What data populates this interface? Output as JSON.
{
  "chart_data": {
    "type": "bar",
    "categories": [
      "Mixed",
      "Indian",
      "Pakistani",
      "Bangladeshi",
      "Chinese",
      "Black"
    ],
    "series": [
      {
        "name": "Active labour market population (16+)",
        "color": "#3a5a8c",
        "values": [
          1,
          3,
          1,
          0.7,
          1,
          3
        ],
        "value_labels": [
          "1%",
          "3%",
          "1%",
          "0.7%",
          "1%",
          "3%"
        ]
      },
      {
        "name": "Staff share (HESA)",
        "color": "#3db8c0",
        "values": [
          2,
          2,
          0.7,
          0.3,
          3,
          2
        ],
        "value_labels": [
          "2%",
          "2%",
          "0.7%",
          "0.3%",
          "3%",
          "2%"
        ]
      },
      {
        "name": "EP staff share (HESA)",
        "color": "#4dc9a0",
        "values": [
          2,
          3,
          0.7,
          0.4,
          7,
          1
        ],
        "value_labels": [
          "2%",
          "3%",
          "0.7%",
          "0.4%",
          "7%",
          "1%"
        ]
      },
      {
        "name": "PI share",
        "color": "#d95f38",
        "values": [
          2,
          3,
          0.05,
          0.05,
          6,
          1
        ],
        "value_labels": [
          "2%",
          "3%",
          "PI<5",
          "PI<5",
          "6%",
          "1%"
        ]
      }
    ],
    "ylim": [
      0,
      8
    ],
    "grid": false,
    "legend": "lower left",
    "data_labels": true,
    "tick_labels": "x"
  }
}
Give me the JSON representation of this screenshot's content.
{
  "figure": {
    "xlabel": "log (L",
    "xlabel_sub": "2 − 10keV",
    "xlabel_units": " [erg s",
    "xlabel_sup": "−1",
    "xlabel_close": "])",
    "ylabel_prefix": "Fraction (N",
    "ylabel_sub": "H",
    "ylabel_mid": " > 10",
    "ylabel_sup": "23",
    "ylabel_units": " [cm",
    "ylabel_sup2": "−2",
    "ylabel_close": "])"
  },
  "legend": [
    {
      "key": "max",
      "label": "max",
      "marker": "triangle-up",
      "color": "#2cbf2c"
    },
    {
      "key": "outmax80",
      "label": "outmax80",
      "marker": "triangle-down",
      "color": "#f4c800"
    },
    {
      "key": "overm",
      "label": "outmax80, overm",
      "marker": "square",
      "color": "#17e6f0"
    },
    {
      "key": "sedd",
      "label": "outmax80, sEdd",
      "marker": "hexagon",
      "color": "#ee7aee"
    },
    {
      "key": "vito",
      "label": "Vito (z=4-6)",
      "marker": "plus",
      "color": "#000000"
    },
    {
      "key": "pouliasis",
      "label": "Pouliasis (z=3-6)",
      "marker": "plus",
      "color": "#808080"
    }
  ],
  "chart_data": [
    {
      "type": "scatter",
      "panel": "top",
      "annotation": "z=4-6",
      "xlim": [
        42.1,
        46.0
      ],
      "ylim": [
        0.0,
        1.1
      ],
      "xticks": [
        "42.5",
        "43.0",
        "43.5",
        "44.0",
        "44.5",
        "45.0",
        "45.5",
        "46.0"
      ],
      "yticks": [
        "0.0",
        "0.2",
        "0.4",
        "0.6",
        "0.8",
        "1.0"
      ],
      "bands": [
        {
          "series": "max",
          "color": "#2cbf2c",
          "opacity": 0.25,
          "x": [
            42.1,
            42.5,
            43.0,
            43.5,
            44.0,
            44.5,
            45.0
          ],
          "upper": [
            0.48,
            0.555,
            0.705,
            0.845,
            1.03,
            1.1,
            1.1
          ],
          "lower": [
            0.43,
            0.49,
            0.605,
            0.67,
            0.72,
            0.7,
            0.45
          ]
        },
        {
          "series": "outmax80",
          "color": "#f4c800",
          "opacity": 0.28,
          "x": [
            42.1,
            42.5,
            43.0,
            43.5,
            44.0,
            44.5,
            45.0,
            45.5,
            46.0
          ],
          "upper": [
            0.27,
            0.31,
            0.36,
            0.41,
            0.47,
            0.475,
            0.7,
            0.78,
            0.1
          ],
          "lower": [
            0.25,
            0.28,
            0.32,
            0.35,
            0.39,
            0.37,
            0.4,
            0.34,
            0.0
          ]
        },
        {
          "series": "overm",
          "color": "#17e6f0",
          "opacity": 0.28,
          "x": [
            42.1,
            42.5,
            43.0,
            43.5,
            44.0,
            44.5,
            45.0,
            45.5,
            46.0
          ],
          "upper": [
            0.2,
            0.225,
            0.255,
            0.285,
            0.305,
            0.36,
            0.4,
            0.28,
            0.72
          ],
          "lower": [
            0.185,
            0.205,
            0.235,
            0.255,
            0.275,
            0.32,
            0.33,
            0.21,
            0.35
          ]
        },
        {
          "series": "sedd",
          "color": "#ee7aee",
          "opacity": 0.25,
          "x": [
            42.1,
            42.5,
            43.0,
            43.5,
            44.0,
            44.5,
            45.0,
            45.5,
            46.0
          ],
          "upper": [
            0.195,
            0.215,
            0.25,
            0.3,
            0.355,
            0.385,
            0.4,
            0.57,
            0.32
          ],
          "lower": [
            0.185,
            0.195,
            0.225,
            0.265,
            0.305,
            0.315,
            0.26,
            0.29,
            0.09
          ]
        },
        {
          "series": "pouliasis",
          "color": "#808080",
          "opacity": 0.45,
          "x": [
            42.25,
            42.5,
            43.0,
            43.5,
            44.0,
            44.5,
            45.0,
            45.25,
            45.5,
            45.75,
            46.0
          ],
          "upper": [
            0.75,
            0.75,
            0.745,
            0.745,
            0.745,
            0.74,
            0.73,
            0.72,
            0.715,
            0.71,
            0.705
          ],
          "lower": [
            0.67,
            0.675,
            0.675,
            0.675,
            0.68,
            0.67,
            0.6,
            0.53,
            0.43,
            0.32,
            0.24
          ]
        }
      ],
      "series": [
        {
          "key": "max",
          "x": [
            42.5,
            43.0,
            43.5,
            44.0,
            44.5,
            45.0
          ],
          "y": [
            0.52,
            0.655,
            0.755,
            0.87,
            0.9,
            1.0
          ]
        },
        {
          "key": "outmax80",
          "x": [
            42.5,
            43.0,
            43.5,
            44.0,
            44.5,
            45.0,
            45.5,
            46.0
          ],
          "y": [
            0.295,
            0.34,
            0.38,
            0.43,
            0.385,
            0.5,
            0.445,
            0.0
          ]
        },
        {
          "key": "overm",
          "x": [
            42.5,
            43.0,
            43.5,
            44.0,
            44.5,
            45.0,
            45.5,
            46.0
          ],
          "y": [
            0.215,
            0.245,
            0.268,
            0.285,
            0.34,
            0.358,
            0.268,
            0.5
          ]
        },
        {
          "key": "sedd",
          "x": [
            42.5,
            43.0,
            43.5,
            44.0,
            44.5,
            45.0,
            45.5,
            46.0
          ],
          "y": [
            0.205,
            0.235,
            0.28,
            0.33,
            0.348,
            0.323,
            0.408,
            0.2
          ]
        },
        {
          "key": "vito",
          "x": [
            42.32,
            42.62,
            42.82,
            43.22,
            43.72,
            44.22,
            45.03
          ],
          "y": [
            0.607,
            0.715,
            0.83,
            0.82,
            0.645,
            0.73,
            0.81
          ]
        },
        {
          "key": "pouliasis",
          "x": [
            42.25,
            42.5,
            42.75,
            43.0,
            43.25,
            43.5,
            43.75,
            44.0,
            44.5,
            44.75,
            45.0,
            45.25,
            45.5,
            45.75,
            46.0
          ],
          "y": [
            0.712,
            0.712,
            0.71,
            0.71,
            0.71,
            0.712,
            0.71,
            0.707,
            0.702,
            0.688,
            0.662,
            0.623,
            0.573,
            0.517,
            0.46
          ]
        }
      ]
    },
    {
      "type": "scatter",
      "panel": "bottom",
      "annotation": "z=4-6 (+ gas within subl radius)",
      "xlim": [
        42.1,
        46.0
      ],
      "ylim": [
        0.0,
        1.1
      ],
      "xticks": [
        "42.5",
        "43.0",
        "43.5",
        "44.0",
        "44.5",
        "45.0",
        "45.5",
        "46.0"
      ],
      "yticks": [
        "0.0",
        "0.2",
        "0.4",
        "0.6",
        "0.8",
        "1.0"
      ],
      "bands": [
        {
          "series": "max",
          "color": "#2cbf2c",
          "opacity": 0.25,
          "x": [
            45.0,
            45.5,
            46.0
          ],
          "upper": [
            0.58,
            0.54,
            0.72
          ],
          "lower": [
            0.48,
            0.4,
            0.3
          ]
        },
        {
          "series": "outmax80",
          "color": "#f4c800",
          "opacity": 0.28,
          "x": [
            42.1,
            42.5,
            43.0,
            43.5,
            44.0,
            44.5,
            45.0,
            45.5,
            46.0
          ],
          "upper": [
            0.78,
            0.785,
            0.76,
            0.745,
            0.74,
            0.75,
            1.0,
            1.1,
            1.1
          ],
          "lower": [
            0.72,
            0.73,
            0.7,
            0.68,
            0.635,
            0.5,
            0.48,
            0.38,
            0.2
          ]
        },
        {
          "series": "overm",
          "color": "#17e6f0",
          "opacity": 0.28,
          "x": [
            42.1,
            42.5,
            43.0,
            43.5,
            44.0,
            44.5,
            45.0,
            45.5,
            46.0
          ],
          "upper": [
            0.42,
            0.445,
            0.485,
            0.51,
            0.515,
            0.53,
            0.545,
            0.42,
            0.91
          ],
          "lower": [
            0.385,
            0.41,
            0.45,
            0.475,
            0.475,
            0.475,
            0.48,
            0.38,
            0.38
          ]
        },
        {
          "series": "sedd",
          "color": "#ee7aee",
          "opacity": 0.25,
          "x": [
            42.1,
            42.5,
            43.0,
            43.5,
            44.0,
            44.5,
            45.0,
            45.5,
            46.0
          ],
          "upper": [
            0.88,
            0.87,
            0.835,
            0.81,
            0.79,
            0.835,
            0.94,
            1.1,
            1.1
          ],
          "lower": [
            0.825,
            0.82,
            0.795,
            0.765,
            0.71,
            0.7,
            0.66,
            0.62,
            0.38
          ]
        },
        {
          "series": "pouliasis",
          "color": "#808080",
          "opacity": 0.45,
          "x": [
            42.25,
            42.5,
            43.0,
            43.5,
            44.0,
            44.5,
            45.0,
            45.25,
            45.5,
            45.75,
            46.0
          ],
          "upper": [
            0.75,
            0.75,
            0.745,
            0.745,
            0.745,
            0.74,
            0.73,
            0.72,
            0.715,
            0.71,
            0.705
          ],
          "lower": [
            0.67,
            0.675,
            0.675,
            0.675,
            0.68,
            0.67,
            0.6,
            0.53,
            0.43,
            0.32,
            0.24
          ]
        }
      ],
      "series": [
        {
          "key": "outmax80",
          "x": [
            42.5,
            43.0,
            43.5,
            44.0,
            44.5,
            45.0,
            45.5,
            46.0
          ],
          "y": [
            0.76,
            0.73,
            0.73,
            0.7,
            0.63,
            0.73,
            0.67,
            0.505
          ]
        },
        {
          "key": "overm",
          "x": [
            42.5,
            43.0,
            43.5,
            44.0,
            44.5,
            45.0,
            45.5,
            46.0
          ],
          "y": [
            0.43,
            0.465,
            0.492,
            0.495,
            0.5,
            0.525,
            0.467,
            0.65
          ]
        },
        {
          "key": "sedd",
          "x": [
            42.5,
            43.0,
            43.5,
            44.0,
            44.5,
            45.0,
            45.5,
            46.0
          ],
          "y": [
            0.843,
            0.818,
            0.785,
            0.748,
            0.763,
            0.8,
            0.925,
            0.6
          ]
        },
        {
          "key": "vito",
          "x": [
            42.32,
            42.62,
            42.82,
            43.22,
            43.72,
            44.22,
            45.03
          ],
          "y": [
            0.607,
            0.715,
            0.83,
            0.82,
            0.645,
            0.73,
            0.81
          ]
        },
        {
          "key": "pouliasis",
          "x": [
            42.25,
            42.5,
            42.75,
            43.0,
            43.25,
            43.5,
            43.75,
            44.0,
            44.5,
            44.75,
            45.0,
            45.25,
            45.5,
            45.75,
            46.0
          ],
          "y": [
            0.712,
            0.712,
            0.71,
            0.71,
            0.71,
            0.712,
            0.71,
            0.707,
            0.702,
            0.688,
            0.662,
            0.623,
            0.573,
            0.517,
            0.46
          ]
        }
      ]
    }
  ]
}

*-*-*

**TASK REQUIREMENTS:**
Go through the records above, find every line with the word "name", and list those lines.

**FULL ANSWER:**
        "name": "Active labour market population (16+)",
        "name": "Staff share (HESA)",
        "name": "EP staff share (HESA)",
        "name": "PI share",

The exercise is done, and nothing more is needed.